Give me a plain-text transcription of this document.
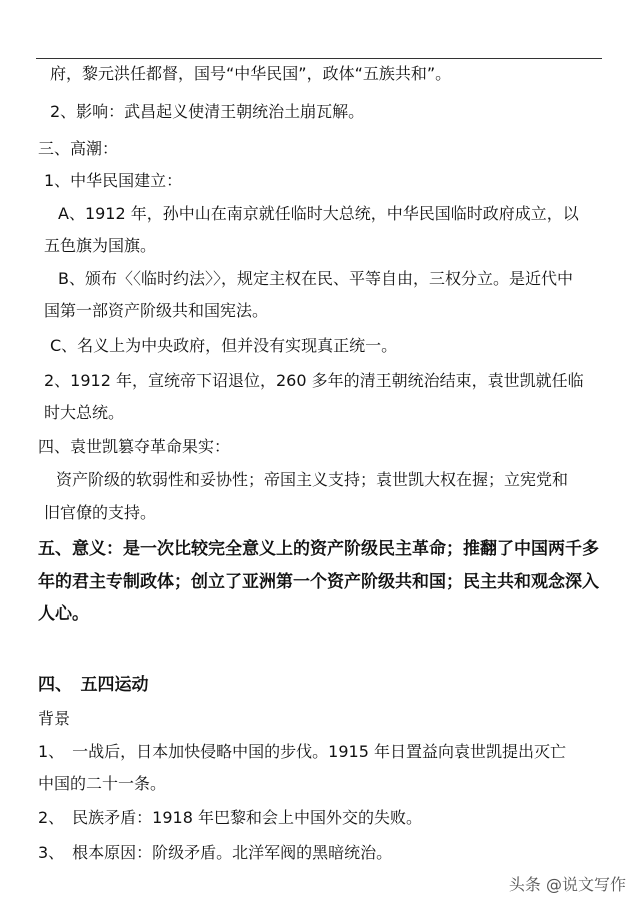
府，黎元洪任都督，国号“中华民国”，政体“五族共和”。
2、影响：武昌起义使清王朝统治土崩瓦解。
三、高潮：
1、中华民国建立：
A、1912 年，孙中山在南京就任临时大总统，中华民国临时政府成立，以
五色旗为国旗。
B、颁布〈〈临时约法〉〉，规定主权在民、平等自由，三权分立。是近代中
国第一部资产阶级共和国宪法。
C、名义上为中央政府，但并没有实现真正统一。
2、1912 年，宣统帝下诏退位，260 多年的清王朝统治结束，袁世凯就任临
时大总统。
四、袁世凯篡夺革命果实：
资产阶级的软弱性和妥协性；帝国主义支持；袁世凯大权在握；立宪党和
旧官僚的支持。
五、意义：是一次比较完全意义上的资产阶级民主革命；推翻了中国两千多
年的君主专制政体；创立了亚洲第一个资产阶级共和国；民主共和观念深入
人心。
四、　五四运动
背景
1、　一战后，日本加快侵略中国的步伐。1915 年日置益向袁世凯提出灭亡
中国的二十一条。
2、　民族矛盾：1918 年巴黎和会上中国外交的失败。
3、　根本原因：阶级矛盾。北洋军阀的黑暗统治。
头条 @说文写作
* * *
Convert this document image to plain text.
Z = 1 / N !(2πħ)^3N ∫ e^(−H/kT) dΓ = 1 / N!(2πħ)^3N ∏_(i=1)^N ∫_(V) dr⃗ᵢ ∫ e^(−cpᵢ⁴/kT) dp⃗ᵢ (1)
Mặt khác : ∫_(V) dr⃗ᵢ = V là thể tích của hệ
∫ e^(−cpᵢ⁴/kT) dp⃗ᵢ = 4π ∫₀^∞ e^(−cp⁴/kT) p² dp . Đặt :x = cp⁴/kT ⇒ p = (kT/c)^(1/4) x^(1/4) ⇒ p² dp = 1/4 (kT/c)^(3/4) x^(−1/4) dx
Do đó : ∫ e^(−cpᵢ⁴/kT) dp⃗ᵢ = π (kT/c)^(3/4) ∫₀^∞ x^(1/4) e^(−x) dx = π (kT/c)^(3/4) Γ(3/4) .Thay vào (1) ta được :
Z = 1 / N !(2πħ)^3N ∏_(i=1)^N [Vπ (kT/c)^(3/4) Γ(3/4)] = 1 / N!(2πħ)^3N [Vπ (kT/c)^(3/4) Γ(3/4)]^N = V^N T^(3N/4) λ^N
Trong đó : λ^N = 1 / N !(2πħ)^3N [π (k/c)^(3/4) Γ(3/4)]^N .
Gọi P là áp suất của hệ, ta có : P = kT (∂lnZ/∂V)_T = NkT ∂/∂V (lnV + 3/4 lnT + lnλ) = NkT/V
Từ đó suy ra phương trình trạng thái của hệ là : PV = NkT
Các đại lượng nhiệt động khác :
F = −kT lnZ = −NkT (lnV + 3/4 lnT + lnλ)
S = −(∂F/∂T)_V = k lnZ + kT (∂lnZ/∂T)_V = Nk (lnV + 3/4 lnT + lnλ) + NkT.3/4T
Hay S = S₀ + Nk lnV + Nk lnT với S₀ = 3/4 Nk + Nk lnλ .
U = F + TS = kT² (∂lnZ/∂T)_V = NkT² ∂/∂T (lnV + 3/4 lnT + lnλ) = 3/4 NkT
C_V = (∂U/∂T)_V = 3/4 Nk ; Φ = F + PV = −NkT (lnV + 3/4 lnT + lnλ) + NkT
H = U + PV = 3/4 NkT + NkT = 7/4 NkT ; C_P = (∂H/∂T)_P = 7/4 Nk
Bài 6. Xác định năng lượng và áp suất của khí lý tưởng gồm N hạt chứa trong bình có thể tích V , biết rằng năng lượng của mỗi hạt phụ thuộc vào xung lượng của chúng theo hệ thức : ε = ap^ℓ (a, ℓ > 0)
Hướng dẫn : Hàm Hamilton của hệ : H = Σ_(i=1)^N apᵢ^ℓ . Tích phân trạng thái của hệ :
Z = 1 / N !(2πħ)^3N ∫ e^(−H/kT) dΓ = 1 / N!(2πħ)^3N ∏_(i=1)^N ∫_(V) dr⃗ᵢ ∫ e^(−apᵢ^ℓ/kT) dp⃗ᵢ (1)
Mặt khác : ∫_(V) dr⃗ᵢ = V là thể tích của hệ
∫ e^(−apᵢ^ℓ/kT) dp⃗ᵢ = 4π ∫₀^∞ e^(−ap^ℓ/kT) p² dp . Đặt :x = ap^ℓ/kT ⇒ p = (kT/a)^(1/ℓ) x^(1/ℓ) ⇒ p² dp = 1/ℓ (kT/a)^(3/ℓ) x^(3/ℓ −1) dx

TASK DETAILS
Filter the listing above by the word "text"; copy each line that passes.

FULL RESPONSE
Give me a plain-text transcription of this document.
Convert this document image to plain text.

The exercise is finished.